◆ The problem ◆
Scan the data below and pick out the lines containing the word "vale".

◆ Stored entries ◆

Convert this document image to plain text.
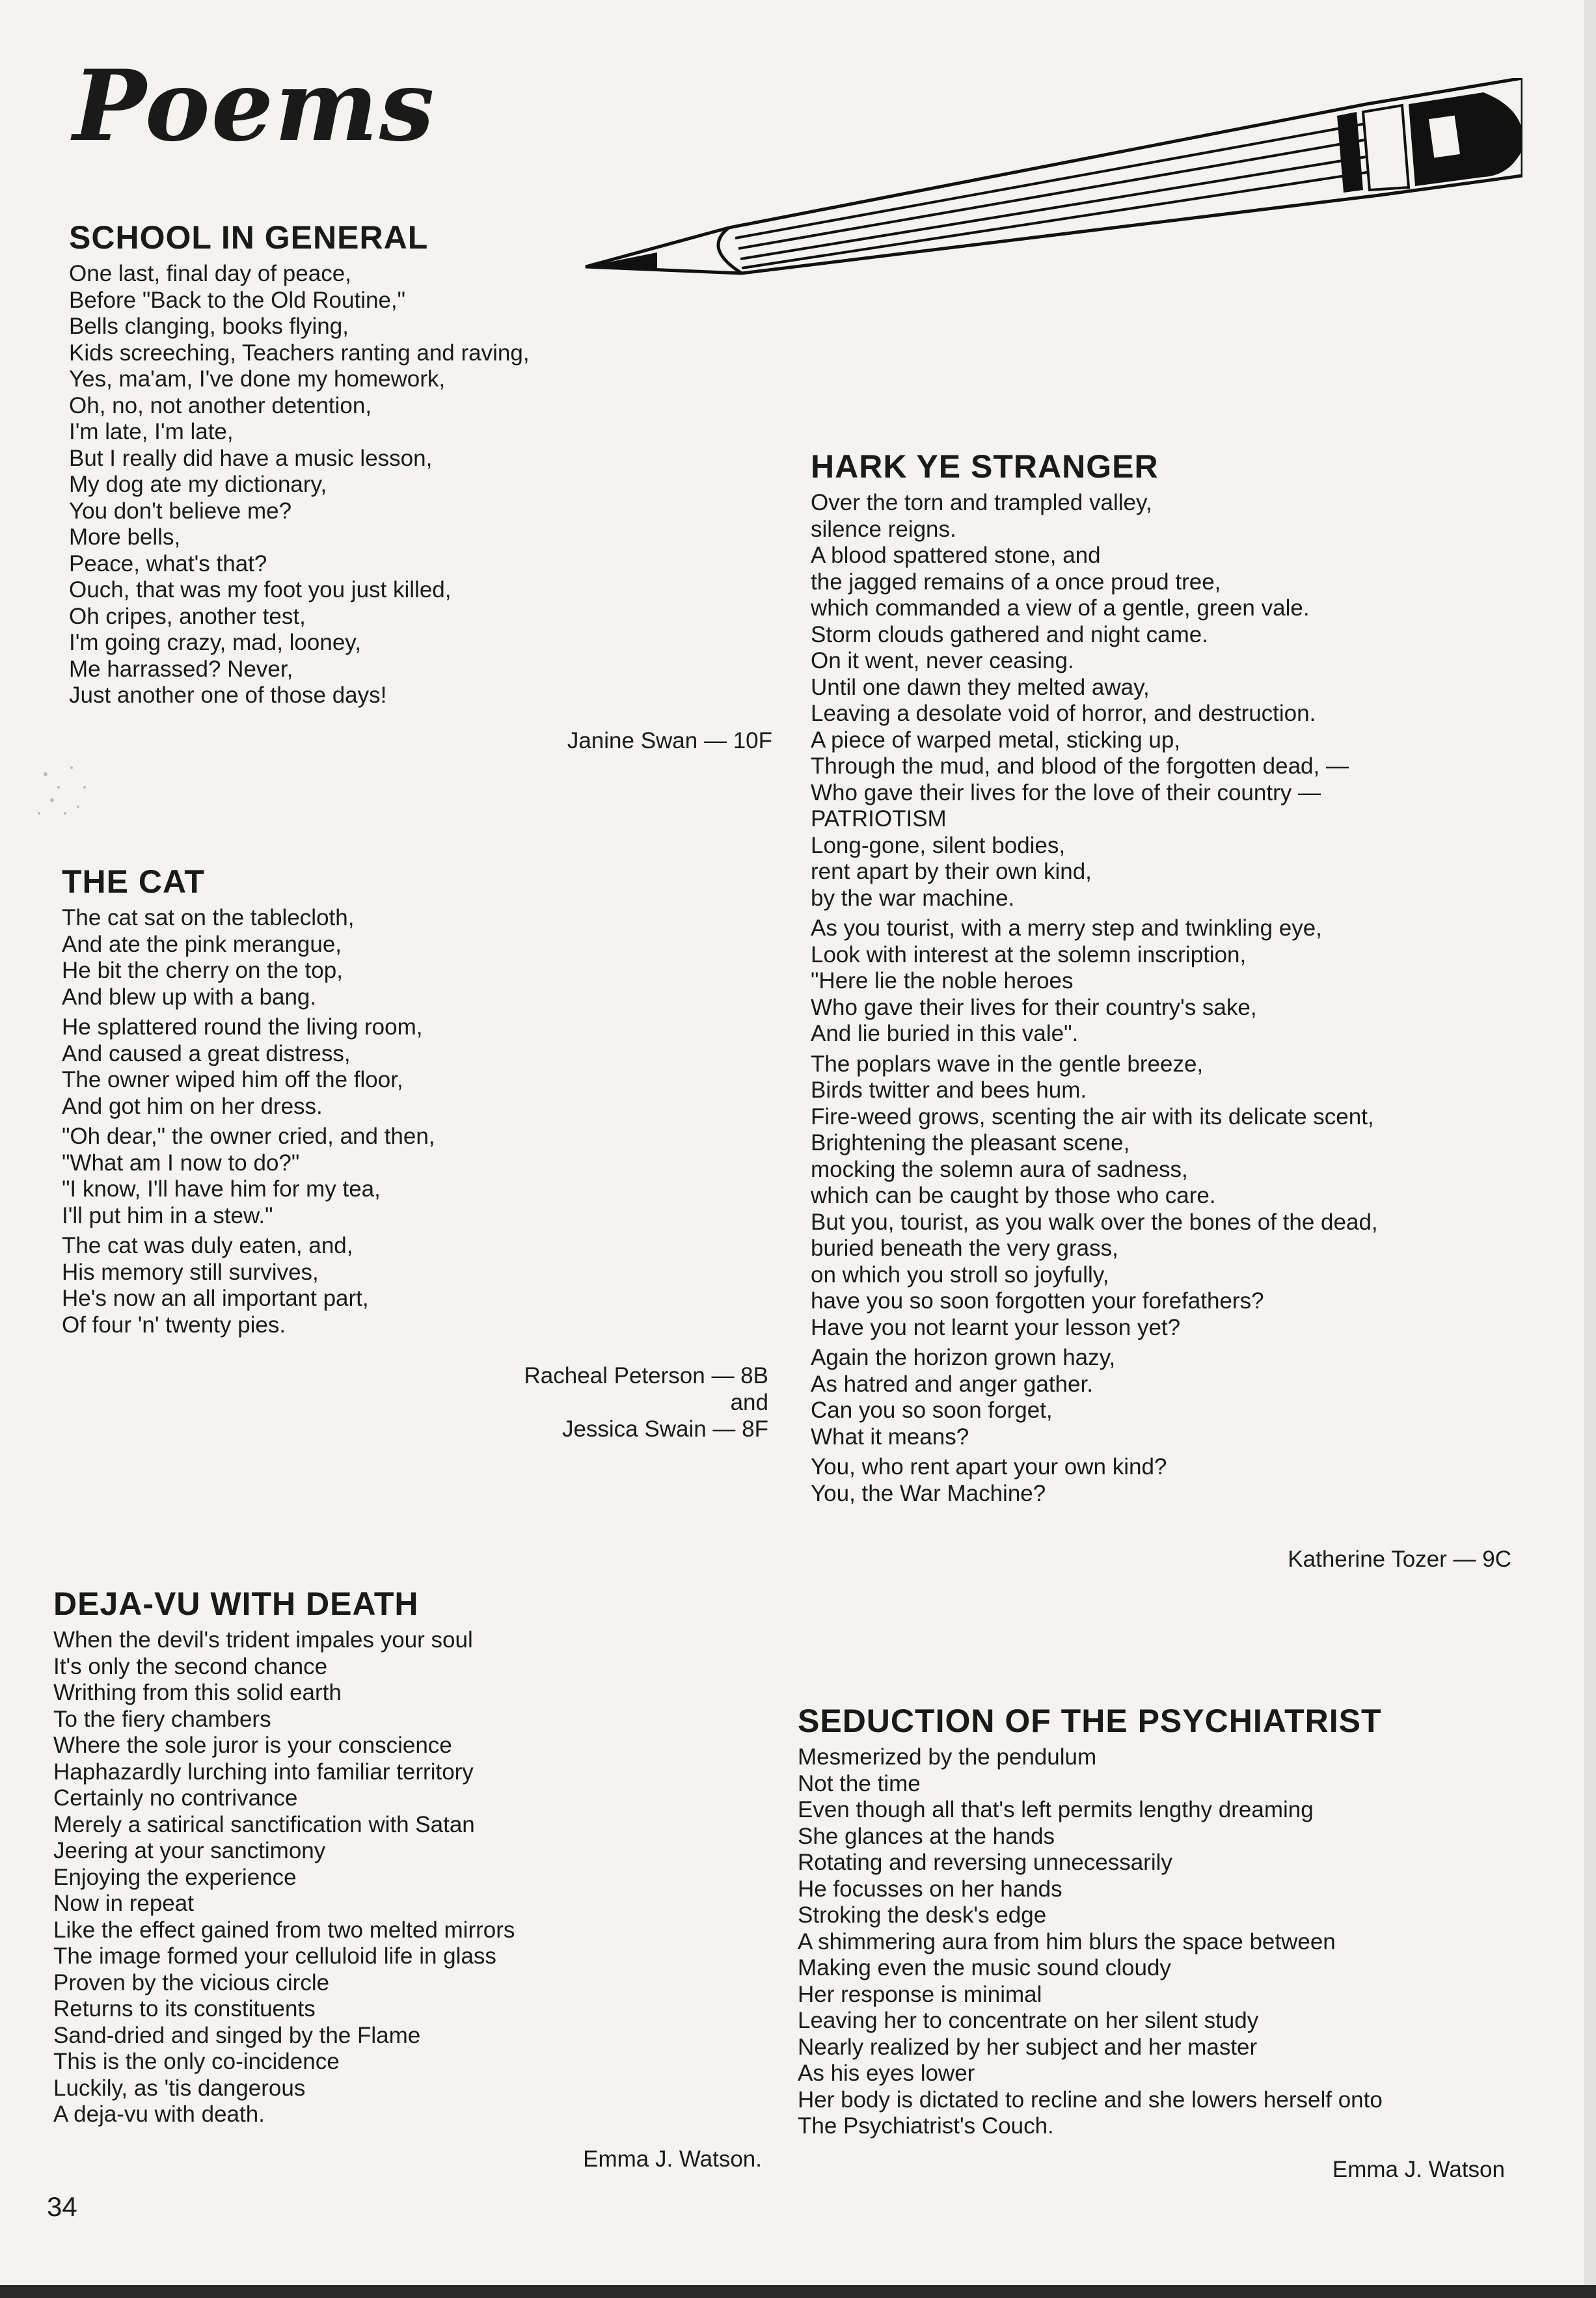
Poems
SCHOOL IN GENERAL
One last, final day of peace,
Before "Back to the Old Routine,"
Bells clanging, books flying,
Kids screeching, Teachers ranting and raving,
Yes, ma'am, I've done my homework,
Oh, no, not another detention,
I'm late, I'm late,
But I really did have a music lesson,
My dog ate my dictionary,
You don't believe me?
More bells,
Peace, what's that?
Ouch, that was my foot you just killed,
Oh cripes, another test,
I'm going crazy, mad, looney,
Me harrassed? Never,
Just another one of those days!
Janine Swan — 10F
THE CAT
The cat sat on the tablecloth,
And ate the pink merangue,
He bit the cherry on the top,
And blew up with a bang.
He splattered round the living room,
And caused a great distress,
The owner wiped him off the floor,
And got him on her dress.
"Oh dear," the owner cried, and then,
"What am I now to do?"
"I know, I'll have him for my tea,
I'll put him in a stew."
The cat was duly eaten, and,
His memory still survives,
He's now an all important part,
Of four 'n' twenty pies.
Racheal Peterson — 8B
and
Jessica Swain — 8F
DEJA-VU WITH DEATH
When the devil's trident impales your soul
It's only the second chance
Writhing from this solid earth
To the fiery chambers
Where the sole juror is your conscience
Haphazardly lurching into familiar territory
Certainly no contrivance
Merely a satirical sanctification with Satan
Jeering at your sanctimony
Enjoying the experience
Now in repeat
Like the effect gained from two melted mirrors
The image formed your celluloid life in glass
Proven by the vicious circle
Returns to its constituents
Sand-dried and singed by the Flame
This is the only co-incidence
Luckily, as 'tis dangerous
A deja-vu with death.
Emma J. Watson.
HARK YE STRANGER
Over the torn and trampled valley,
silence reigns.
A blood spattered stone, and
the jagged remains of a once proud tree,
which commanded a view of a gentle, green vale.
Storm clouds gathered and night came.
On it went, never ceasing.
Until one dawn they melted away,
Leaving a desolate void of horror, and destruction.
A piece of warped metal, sticking up,
Through the mud, and blood of the forgotten dead, —
Who gave their lives for the love of their country —
PATRIOTISM
Long-gone, silent bodies,
rent apart by their own kind,
by the war machine.
As you tourist, with a merry step and twinkling eye,
Look with interest at the solemn inscription,
"Here lie the noble heroes
Who gave their lives for their country's sake,
And lie buried in this vale".
The poplars wave in the gentle breeze,
Birds twitter and bees hum.
Fire-weed grows, scenting the air with its delicate scent,
Brightening the pleasant scene,
mocking the solemn aura of sadness,
which can be caught by those who care.
But you, tourist, as you walk over the bones of the dead,
buried beneath the very grass,
on which you stroll so joyfully,
have you so soon forgotten your forefathers?
Have you not learnt your lesson yet?
Again the horizon grown hazy,
As hatred and anger gather.
Can you so soon forget,
What it means?
You, who rent apart your own kind?
You, the War Machine?
Katherine Tozer — 9C
SEDUCTION OF THE PSYCHIATRIST
Mesmerized by the pendulum
Not the time
Even though all that's left permits lengthy dreaming
She glances at the hands
Rotating and reversing unnecessarily
He focusses on her hands
Stroking the desk's edge
A shimmering aura from him blurs the space between
Making even the music sound cloudy
Her response is minimal
Leaving her to concentrate on her silent study
Nearly realized by her subject and her master
As his eyes lower
Her body is dictated to recline and she lowers herself onto
The Psychiatrist's Couch.
Emma J. Watson
34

◆ Worked answer ◆
which commanded a view of a gentle, green vale.
And lie buried in this vale".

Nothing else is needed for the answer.